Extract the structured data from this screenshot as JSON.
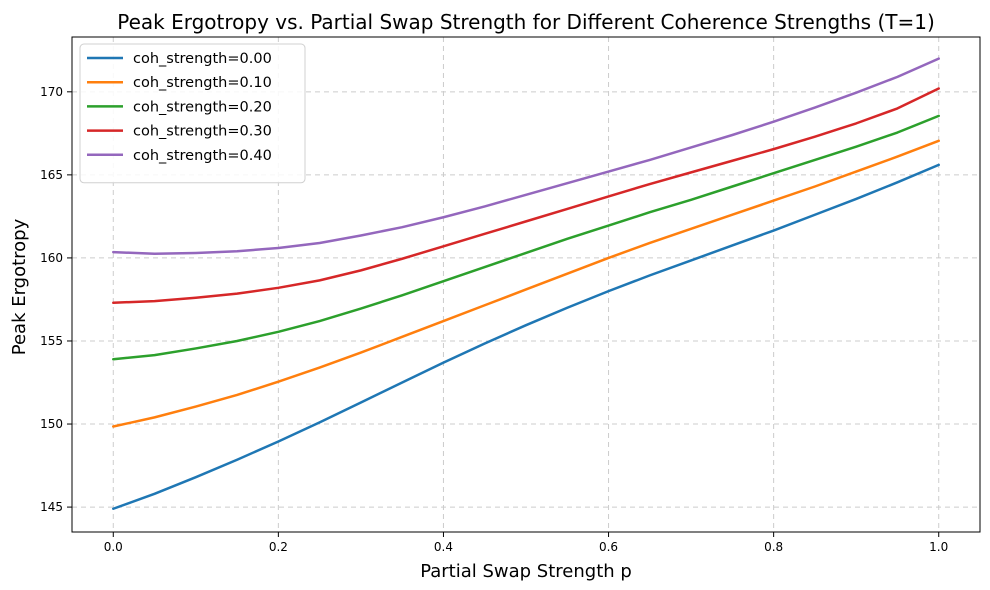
{
  "chart_data": {
    "type": "line",
    "title": "Peak Ergotropy vs. Partial Swap Strength for Different Coherence Strengths (T=1)",
    "xlabel": "Partial Swap Strength p",
    "ylabel": "Peak Ergotropy",
    "xlim": [
      -0.05,
      1.05
    ],
    "ylim": [
      143.5,
      173.3
    ],
    "xticks": [
      0.0,
      0.2,
      0.4,
      0.6,
      0.8,
      1.0
    ],
    "xtick_labels": [
      "0.0",
      "0.2",
      "0.4",
      "0.6",
      "0.8",
      "1.0"
    ],
    "yticks": [
      145,
      150,
      155,
      160,
      165,
      170
    ],
    "ytick_labels": [
      "145",
      "150",
      "155",
      "160",
      "165",
      "170"
    ],
    "grid": true,
    "legend_position": "top-left",
    "x": [
      0.0,
      0.05,
      0.1,
      0.15,
      0.2,
      0.25,
      0.3,
      0.35,
      0.4,
      0.45,
      0.5,
      0.55,
      0.6,
      0.65,
      0.7,
      0.75,
      0.8,
      0.85,
      0.9,
      0.95,
      1.0
    ],
    "series": [
      {
        "name": "coh_strength=0.00",
        "color": "#1f77b4",
        "values": [
          144.9,
          145.8,
          146.8,
          147.85,
          148.95,
          150.1,
          151.3,
          152.5,
          153.7,
          154.85,
          155.95,
          157.0,
          158.0,
          158.95,
          159.85,
          160.75,
          161.65,
          162.6,
          163.55,
          164.55,
          165.6
        ]
      },
      {
        "name": "coh_strength=0.10",
        "color": "#ff7f0e",
        "values": [
          149.85,
          150.4,
          151.05,
          151.75,
          152.55,
          153.4,
          154.3,
          155.25,
          156.2,
          157.15,
          158.1,
          159.05,
          160.0,
          160.9,
          161.75,
          162.6,
          163.45,
          164.3,
          165.2,
          166.1,
          167.05
        ]
      },
      {
        "name": "coh_strength=0.20",
        "color": "#2ca02c",
        "values": [
          153.9,
          154.15,
          154.55,
          155.0,
          155.55,
          156.2,
          156.95,
          157.75,
          158.6,
          159.45,
          160.3,
          161.15,
          161.95,
          162.75,
          163.5,
          164.3,
          165.1,
          165.9,
          166.7,
          167.55,
          168.55
        ]
      },
      {
        "name": "coh_strength=0.30",
        "color": "#d62728",
        "values": [
          157.3,
          157.4,
          157.6,
          157.85,
          158.2,
          158.65,
          159.25,
          159.95,
          160.7,
          161.45,
          162.2,
          162.95,
          163.7,
          164.45,
          165.15,
          165.85,
          166.55,
          167.3,
          168.1,
          169.0,
          170.2
        ]
      },
      {
        "name": "coh_strength=0.40",
        "color": "#9467bd",
        "values": [
          160.35,
          160.25,
          160.3,
          160.4,
          160.6,
          160.9,
          161.35,
          161.85,
          162.45,
          163.1,
          163.8,
          164.5,
          165.2,
          165.9,
          166.65,
          167.4,
          168.2,
          169.05,
          169.95,
          170.9,
          172.0
        ]
      }
    ]
  }
}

# # # # #

§ PROBLEM DESCRIPTION: Leave out the pictures and reproduce the rest of the listing exactly.

§ ANSWER TO THIS EXERCISE:
Extract the structured data from this screenshot as JSON.
{
  "chart_data": {
    "type": "line",
    "title": "Peak Ergotropy vs. Partial Swap Strength for Different Coherence Strengths (T=1)",
    "xlabel": "Partial Swap Strength p",
    "ylabel": "Peak Ergotropy",
    "xlim": [
      -0.05,
      1.05
    ],
    "ylim": [
      143.5,
      173.3
    ],
    "xticks": [
      0.0,
      0.2,
      0.4,
      0.6,
      0.8,
      1.0
    ],
    "xtick_labels": [
      "0.0",
      "0.2",
      "0.4",
      "0.6",
      "0.8",
      "1.0"
    ],
    "yticks": [
      145,
      150,
      155,
      160,
      165,
      170
    ],
    "ytick_labels": [
      "145",
      "150",
      "155",
      "160",
      "165",
      "170"
    ],
    "grid": true,
    "legend_position": "top-left",
    "x": [
      0.0,
      0.05,
      0.1,
      0.15,
      0.2,
      0.25,
      0.3,
      0.35,
      0.4,
      0.45,
      0.5,
      0.55,
      0.6,
      0.65,
      0.7,
      0.75,
      0.8,
      0.85,
      0.9,
      0.95,
      1.0
    ],
    "series": [
      {
        "name": "coh_strength=0.00",
        "color": "#1f77b4",
        "values": [
          144.9,
          145.8,
          146.8,
          147.85,
          148.95,
          150.1,
          151.3,
          152.5,
          153.7,
          154.85,
          155.95,
          157.0,
          158.0,
          158.95,
          159.85,
          160.75,
          161.65,
          162.6,
          163.55,
          164.55,
          165.6
        ]
      },
      {
        "name": "coh_strength=0.10",
        "color": "#ff7f0e",
        "values": [
          149.85,
          150.4,
          151.05,
          151.75,
          152.55,
          153.4,
          154.3,
          155.25,
          156.2,
          157.15,
          158.1,
          159.05,
          160.0,
          160.9,
          161.75,
          162.6,
          163.45,
          164.3,
          165.2,
          166.1,
          167.05
        ]
      },
      {
        "name": "coh_strength=0.20",
        "color": "#2ca02c",
        "values": [
          153.9,
          154.15,
          154.55,
          155.0,
          155.55,
          156.2,
          156.95,
          157.75,
          158.6,
          159.45,
          160.3,
          161.15,
          161.95,
          162.75,
          163.5,
          164.3,
          165.1,
          165.9,
          166.7,
          167.55,
          168.55
        ]
      },
      {
        "name": "coh_strength=0.30",
        "color": "#d62728",
        "values": [
          157.3,
          157.4,
          157.6,
          157.85,
          158.2,
          158.65,
          159.25,
          159.95,
          160.7,
          161.45,
          162.2,
          162.95,
          163.7,
          164.45,
          165.15,
          165.85,
          166.55,
          167.3,
          168.1,
          169.0,
          170.2
        ]
      },
      {
        "name": "coh_strength=0.40",
        "color": "#9467bd",
        "values": [
          160.35,
          160.25,
          160.3,
          160.4,
          160.6,
          160.9,
          161.35,
          161.85,
          162.45,
          163.1,
          163.8,
          164.5,
          165.2,
          165.9,
          166.65,
          167.4,
          168.2,
          169.05,
          169.95,
          170.9,
          172.0
        ]
      }
    ]
  }
}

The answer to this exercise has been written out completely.